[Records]
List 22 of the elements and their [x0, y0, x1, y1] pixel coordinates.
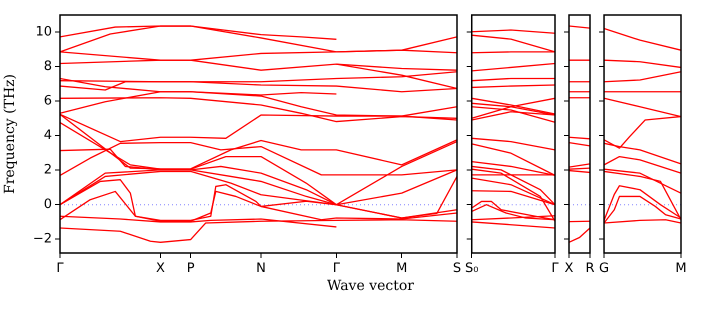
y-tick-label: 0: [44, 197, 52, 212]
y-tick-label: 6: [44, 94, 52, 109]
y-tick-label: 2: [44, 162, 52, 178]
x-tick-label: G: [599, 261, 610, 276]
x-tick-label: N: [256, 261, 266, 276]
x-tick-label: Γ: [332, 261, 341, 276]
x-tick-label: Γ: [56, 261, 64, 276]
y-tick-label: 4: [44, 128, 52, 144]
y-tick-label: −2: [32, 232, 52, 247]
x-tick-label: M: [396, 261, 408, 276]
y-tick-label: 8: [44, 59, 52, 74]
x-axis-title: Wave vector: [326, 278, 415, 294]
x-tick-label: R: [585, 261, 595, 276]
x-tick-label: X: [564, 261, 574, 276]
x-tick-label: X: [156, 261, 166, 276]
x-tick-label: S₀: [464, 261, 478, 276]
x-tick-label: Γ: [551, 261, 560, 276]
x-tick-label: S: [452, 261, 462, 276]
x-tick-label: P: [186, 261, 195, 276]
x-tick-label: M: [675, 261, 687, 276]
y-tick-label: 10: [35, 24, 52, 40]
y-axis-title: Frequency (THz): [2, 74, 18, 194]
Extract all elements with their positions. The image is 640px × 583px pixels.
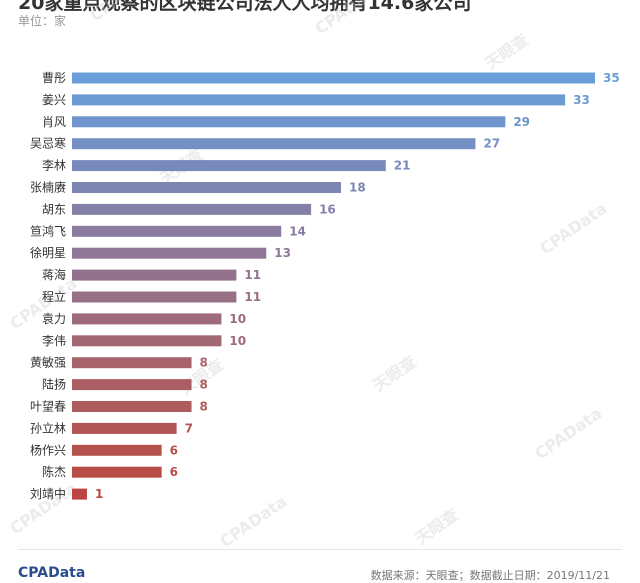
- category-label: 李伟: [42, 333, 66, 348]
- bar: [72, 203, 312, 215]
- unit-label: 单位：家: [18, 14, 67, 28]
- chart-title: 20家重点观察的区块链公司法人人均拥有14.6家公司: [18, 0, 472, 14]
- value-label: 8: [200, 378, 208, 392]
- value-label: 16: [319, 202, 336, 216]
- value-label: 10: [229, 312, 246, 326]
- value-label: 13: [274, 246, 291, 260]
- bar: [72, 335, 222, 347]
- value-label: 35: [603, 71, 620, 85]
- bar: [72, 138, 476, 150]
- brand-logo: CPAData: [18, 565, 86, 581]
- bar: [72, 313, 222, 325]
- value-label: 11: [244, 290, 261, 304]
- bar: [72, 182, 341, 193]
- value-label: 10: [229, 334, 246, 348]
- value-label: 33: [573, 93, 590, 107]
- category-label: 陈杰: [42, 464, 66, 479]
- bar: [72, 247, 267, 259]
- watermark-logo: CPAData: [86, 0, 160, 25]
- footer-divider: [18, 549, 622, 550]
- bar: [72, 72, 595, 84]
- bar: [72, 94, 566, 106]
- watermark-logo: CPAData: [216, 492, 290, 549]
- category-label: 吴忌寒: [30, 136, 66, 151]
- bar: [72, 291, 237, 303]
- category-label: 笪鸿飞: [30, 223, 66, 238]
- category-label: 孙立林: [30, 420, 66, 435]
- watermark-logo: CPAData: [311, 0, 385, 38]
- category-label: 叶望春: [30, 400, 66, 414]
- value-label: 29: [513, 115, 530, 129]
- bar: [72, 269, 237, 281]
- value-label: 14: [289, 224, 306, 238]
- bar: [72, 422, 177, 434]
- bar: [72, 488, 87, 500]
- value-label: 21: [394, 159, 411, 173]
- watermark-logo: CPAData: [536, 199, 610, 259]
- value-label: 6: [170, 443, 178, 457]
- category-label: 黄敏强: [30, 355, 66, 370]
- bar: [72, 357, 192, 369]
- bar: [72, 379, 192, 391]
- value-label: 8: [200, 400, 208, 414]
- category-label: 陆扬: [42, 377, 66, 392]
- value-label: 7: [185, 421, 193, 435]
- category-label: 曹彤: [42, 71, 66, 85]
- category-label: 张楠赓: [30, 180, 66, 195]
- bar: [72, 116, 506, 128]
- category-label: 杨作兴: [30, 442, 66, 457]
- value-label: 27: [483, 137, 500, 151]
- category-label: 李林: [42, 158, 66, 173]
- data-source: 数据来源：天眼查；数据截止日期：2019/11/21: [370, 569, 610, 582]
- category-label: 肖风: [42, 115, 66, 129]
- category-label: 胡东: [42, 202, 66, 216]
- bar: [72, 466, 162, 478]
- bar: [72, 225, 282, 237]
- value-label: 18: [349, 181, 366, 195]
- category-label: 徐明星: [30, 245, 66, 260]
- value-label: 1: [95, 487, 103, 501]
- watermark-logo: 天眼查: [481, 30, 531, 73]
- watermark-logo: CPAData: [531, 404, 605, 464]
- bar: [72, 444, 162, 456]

Written instruction:
Copy, word for word, the lines of the material from the line containing "y-tick-label: 0: [44, 197, 52, 212]" through the line containing "Extract all elements", both included.

Exercise response:
y-tick-label: 0: [44, 197, 52, 212]
y-tick-label: 6: [44, 94, 52, 109]
y-tick-label: 2: [44, 162, 52, 178]
x-tick-label: G: [599, 261, 610, 276]
x-tick-label: N: [256, 261, 266, 276]
x-tick-label: Γ: [332, 261, 341, 276]
x-tick-label: Γ: [56, 261, 64, 276]
y-tick-label: 4: [44, 128, 52, 144]
y-tick-label: −2: [32, 232, 52, 247]
x-tick-label: M: [396, 261, 408, 276]
y-tick-label: 8: [44, 59, 52, 74]
x-axis-title: Wave vector: [326, 278, 415, 294]
x-tick-label: R: [585, 261, 595, 276]
x-tick-label: X: [564, 261, 574, 276]
x-tick-label: X: [156, 261, 166, 276]
x-tick-label: S₀: [464, 261, 478, 276]
x-tick-label: Γ: [551, 261, 560, 276]
x-tick-label: S: [452, 261, 462, 276]
x-tick-label: P: [186, 261, 195, 276]
x-tick-label: M: [675, 261, 687, 276]
y-tick-label: 10: [35, 24, 52, 40]
y-axis-title: Frequency (THz): [2, 74, 18, 194]
Extract all elements with their positions. The image is 640px × 583px pixels.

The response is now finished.